SHORT PROBLEM: Do any lines in the data below contain "Thane"? If so, copy every one of them.

INPUT RECORDS:
▽

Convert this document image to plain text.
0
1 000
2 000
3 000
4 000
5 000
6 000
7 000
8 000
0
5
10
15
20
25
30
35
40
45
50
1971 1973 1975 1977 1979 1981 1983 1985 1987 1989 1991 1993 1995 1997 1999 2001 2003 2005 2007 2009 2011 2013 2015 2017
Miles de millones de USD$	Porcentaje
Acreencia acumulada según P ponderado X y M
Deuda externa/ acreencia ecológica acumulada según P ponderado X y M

△
▽

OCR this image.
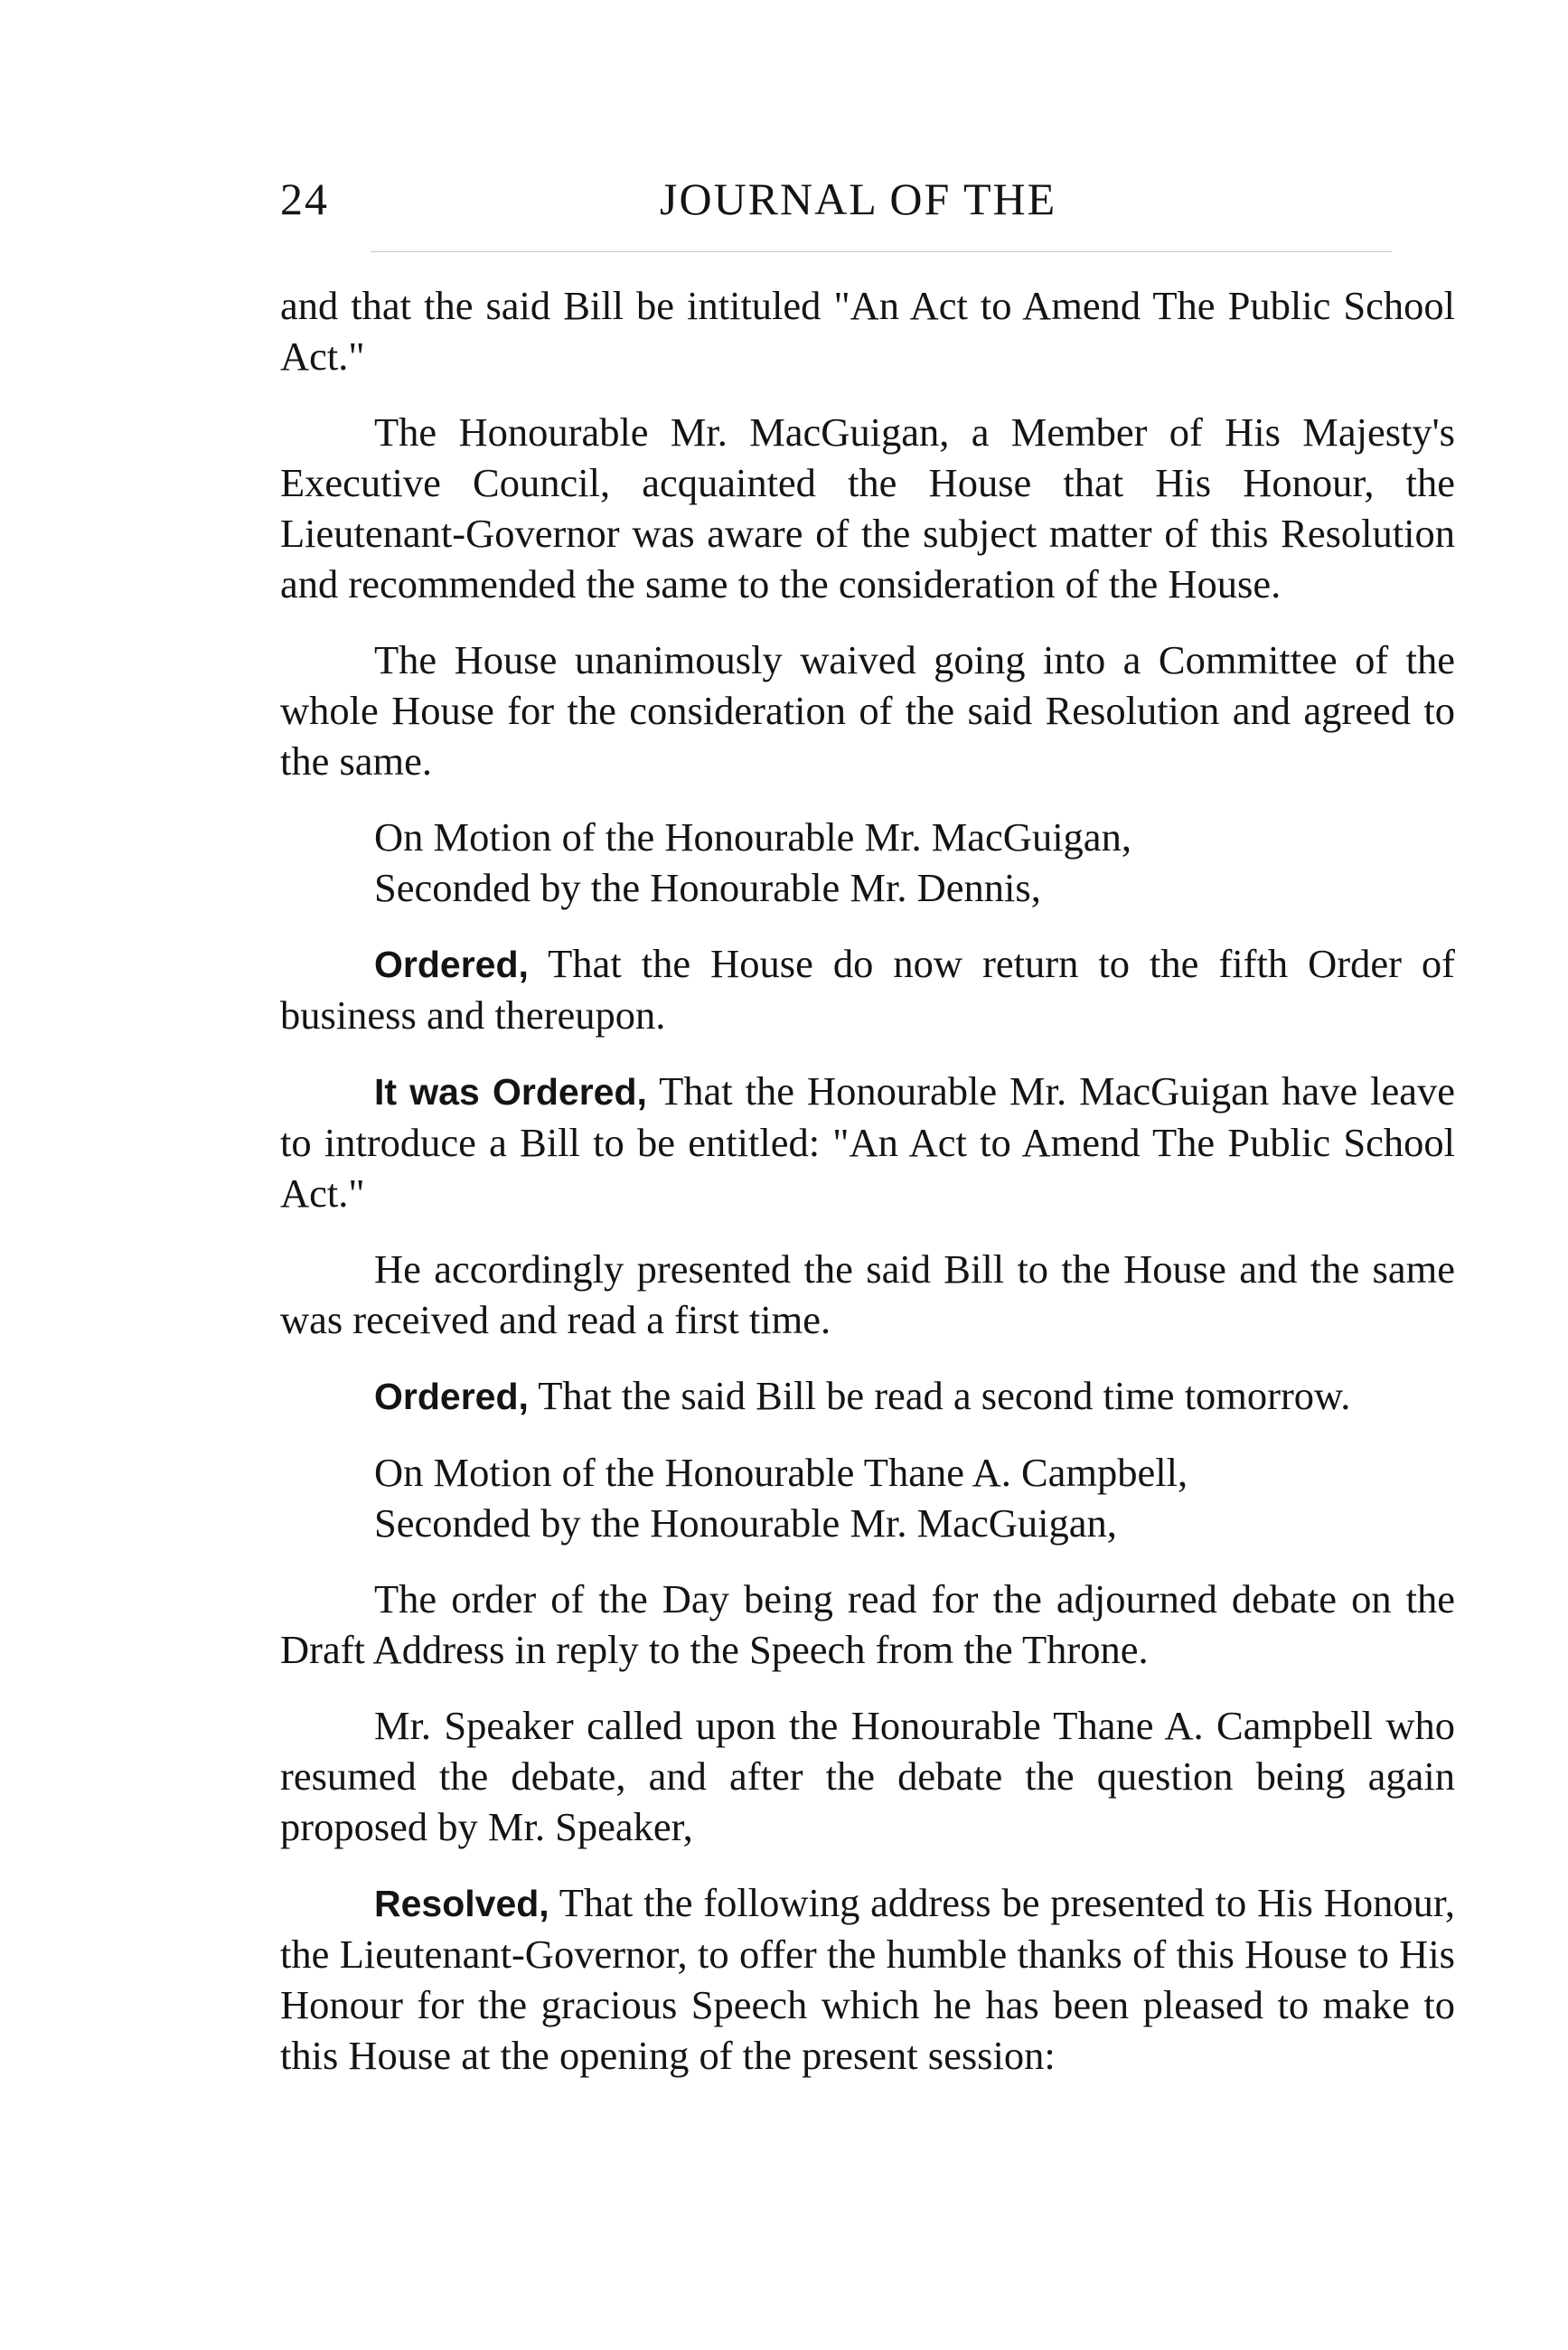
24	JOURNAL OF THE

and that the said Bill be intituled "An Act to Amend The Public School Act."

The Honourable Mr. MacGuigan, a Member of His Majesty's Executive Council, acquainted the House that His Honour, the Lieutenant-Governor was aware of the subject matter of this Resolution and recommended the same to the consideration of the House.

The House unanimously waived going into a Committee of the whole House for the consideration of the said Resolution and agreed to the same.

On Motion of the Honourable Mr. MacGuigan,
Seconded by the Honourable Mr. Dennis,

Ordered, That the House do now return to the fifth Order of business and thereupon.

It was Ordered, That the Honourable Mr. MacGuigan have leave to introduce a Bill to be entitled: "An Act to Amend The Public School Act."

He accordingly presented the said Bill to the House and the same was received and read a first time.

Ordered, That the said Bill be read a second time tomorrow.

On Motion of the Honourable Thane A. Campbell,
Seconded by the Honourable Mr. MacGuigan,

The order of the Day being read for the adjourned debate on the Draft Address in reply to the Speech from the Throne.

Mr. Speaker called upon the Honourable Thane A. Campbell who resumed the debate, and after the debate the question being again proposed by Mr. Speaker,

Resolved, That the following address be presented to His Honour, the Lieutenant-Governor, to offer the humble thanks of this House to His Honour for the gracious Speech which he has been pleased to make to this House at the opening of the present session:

△

CORRECT OUTPUT:
On Motion of the Honourable Thane A. Campbell,
Mr. Speaker called upon the Honourable Thane A. Campbell who resumed the debate, and after the debate the question being again proposed by Mr. Speaker,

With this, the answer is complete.